Quote every line of the data below as it stands, omitting pictures.

── Dataset extract

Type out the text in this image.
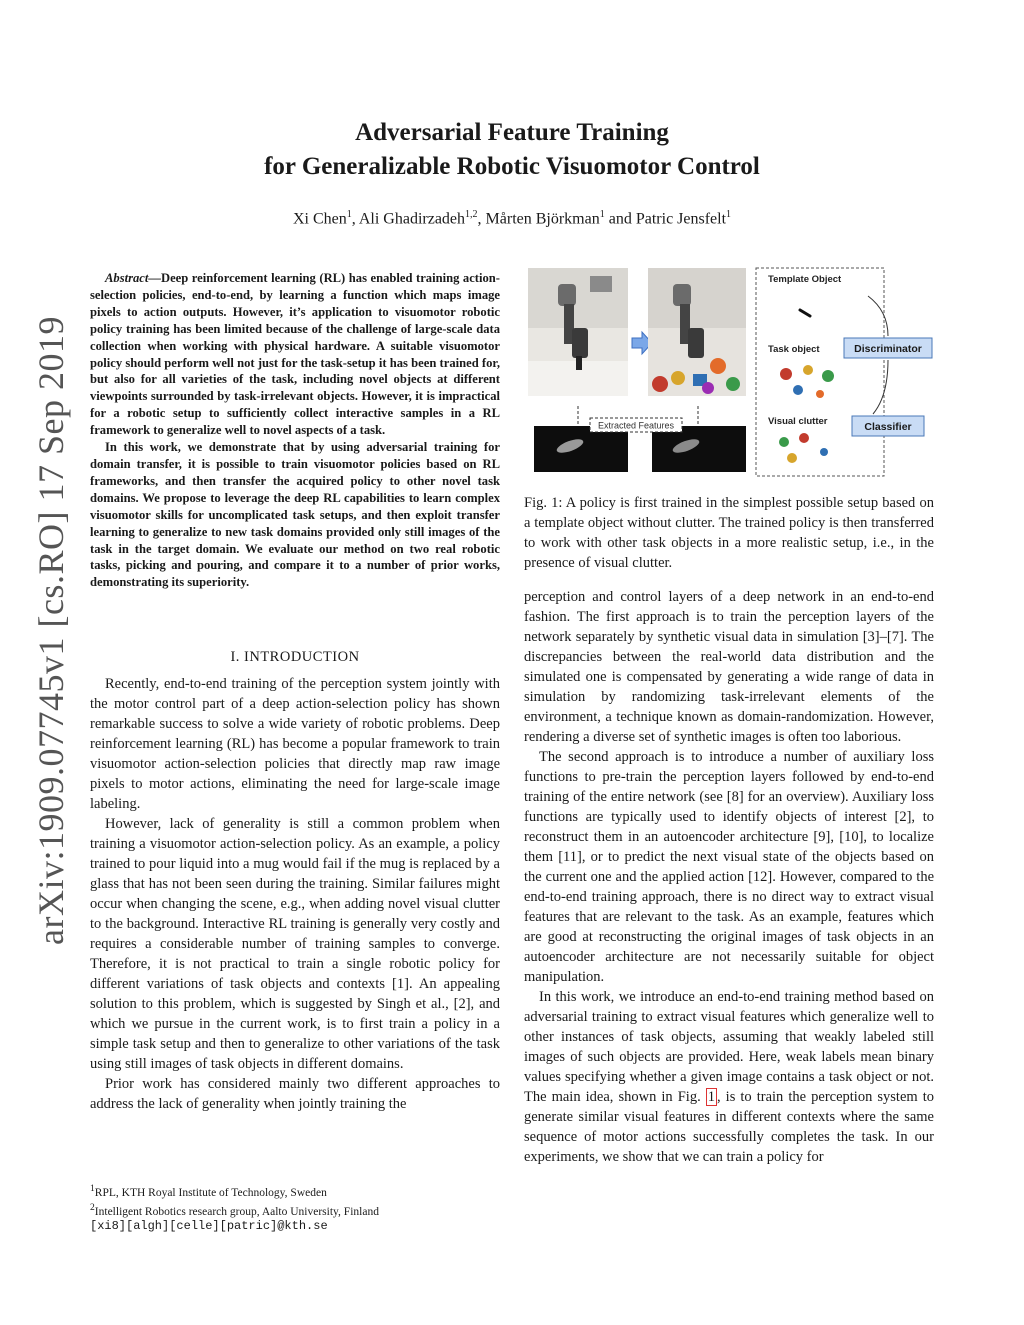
arXiv:1909.07745v1 [cs.RO] 17 Sep 2019
Adversarial Feature Training
for Generalizable Robotic Visuomotor Control
Xi Chen$^1$, Ali Ghadirzadeh$^{1,2}$, Mårten Björkman$^1$ and Patric Jensfelt$^1$

Abstract—Deep reinforcement learning (RL) has enabled training action-selection policies, end-to-end, by learning a function which maps image pixels to action outputs. However, it’s application to visuomotor robotic policy training has been limited because of the challenge of large-scale data collection when working with physical hardware. A suitable visuomotor policy should perform well not just for the task-setup it has been trained for, but also for all varieties of the task, including novel objects at different viewpoints surrounded by task-irrelevant objects. However, it is impractical for a robotic setup to sufficiently collect interactive samples in a RL framework to generalize well to novel aspects of a task.

In this work, we demonstrate that by using adversarial training for domain transfer, it is possible to train visuomotor policies based on RL frameworks, and then transfer the acquired policy to other novel task domains. We propose to leverage the deep RL capabilities to learn complex visuomotor skills for uncomplicated task setups, and then exploit transfer learning to generalize to new task domains provided only still images of the task in the target domain. We evaluate our method on two real robotic tasks, picking and pouring, and compare it to a number of prior works, demonstrating its superiority.

I. INTRODUCTION

Recently, end-to-end training of the perception system jointly with the motor control part of a deep action-selection policy has shown remarkable success to solve a wide variety of robotic problems. Deep reinforcement learning (RL) has become a popular framework to train visuomotor action-selection policies that directly map raw image pixels to motor actions, eliminating the need for large-scale image labeling.

However, lack of generality is still a common problem when training a visuomotor action-selection policy. As an example, a policy trained to pour liquid into a mug would fail if the mug is replaced by a glass that has not been seen during the training. Similar failures might occur when changing the scene, e.g., when adding novel visual clutter to the background. Interactive RL training is generally very costly and requires a considerable number of training samples to converge. Therefore, it is not practical to train a single robotic policy for different variations of task objects and contexts [1]. An appealing solution to this problem, which is suggested by Singh et al., [2], and which we pursue in the current work, is to first train a policy in a simple task setup and then to generalize to other variations of the task using still images of task objects in different domains.

Prior work has considered mainly two different approaches to address the lack of generality when jointly training the

$^1$RPL, KTH Royal Institute of Technology, Sweden
$^2$Intelligent Robotics research group, Aalto University, Finland
[xi8][algh][celle][patric]@kth.se
Extracted Features
Template Object
Task object
Visual clutter
Discriminator
Classifier
Fig. 1: A policy is first trained in the simplest possible setup based on a template object without clutter. The trained policy is then transferred to work with other task objects in a more realistic setup, i.e., in the presence of visual clutter.

perception and control layers of a deep network in an end-to-end fashion. The first approach is to train the perception layers of the network separately by synthetic visual data in simulation [3]–[7]. The discrepancies between the real-world data distribution and the simulated one is compensated by generating a wide range of data in simulation by randomizing task-irrelevant elements of the environment, a technique known as domain-randomization. However, rendering a diverse set of synthetic images is often too laborious.

The second approach is to introduce a number of auxiliary loss functions to pre-train the perception layers followed by end-to-end training of the entire network (see [8] for an overview). Auxiliary loss functions are typically used to identify objects of interest [2], to reconstruct them in an autoencoder architecture [9], [10], to localize them [11], or to predict the next visual state of the objects based on the current one and the applied action [12]. However, compared to the end-to-end training approach, there is no direct way to extract visual features that are relevant to the task. As an example, features which are good at reconstructing the original images of task objects in an autoencoder architecture are not necessarily suitable for object manipulation.

In this work, we introduce an end-to-end training method based on adversarial training to extract visual features which generalize well to other instances of task objects, assuming that weakly labeled still images of such objects are provided. Here, weak labels mean binary values specifying whether a given image contains a task object or not. The main idea, shown in Fig. 1 , is to train the perception system to generate similar visual features in different contexts where the same sequence of motor actions successfully completes the task. In our experiments, we show that we can train a policy for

────

## Written solution
Type out the text in this image.
arXiv:1909.07745v1 [cs.RO] 17 Sep 2019
Adversarial Feature Training
for Generalizable Robotic Visuomotor Control
Xi Chen$^1$, Ali Ghadirzadeh$^{1,2}$, Mårten Björkman$^1$ and Patric Jensfelt$^1$

Abstract—Deep reinforcement learning (RL) has enabled training action-selection policies, end-to-end, by learning a function which maps image pixels to action outputs. However, it’s application to visuomotor robotic policy training has been limited because of the challenge of large-scale data collection when working with physical hardware. A suitable visuomotor policy should perform well not just for the task-setup it has been trained for, but also for all varieties of the task, including novel objects at different viewpoints surrounded by task-irrelevant objects. However, it is impractical for a robotic setup to sufficiently collect interactive samples in a RL framework to generalize well to novel aspects of a task.

In this work, we demonstrate that by using adversarial training for domain transfer, it is possible to train visuomotor policies based on RL frameworks, and then transfer the acquired policy to other novel task domains. We propose to leverage the deep RL capabilities to learn complex visuomotor skills for uncomplicated task setups, and then exploit transfer learning to generalize to new task domains provided only still images of the task in the target domain. We evaluate our method on two real robotic tasks, picking and pouring, and compare it to a number of prior works, demonstrating its superiority.

I. INTRODUCTION

Recently, end-to-end training of the perception system jointly with the motor control part of a deep action-selection policy has shown remarkable success to solve a wide variety of robotic problems. Deep reinforcement learning (RL) has become a popular framework to train visuomotor action-selection policies that directly map raw image pixels to motor actions, eliminating the need for large-scale image labeling.

However, lack of generality is still a common problem when training a visuomotor action-selection policy. As an example, a policy trained to pour liquid into a mug would fail if the mug is replaced by a glass that has not been seen during the training. Similar failures might occur when changing the scene, e.g., when adding novel visual clutter to the background. Interactive RL training is generally very costly and requires a considerable number of training samples to converge. Therefore, it is not practical to train a single robotic policy for different variations of task objects and contexts [1]. An appealing solution to this problem, which is suggested by Singh et al., [2], and which we pursue in the current work, is to first train a policy in a simple task setup and then to generalize to other variations of the task using still images of task objects in different domains.

Prior work has considered mainly two different approaches to address the lack of generality when jointly training the

$^1$RPL, KTH Royal Institute of Technology, Sweden
$^2$Intelligent Robotics research group, Aalto University, Finland
[xi8][algh][celle][patric]@kth.se
Extracted Features
Template Object
Task object
Visual clutter
Discriminator
Classifier
Fig. 1: A policy is first trained in the simplest possible setup based on a template object without clutter. The trained policy is then transferred to work with other task objects in a more realistic setup, i.e., in the presence of visual clutter.

perception and control layers of a deep network in an end-to-end fashion. The first approach is to train the perception layers of the network separately by synthetic visual data in simulation [3]–[7]. The discrepancies between the real-world data distribution and the simulated one is compensated by generating a wide range of data in simulation by randomizing task-irrelevant elements of the environment, a technique known as domain-randomization. However, rendering a diverse set of synthetic images is often too laborious.

The second approach is to introduce a number of auxiliary loss functions to pre-train the perception layers followed by end-to-end training of the entire network (see [8] for an overview). Auxiliary loss functions are typically used to identify objects of interest [2], to reconstruct them in an autoencoder architecture [9], [10], to localize them [11], or to predict the next visual state of the objects based on the current one and the applied action [12]. However, compared to the end-to-end training approach, there is no direct way to extract visual features that are relevant to the task. As an example, features which are good at reconstructing the original images of task objects in an autoencoder architecture are not necessarily suitable for object manipulation.

In this work, we introduce an end-to-end training method based on adversarial training to extract visual features which generalize well to other instances of task objects, assuming that weakly labeled still images of such objects are provided. Here, weak labels mean binary values specifying whether a given image contains a task object or not. The main idea, shown in Fig. 1 , is to train the perception system to generate similar visual features in different contexts where the same sequence of motor actions successfully completes the task. In our experiments, we show that we can train a policy for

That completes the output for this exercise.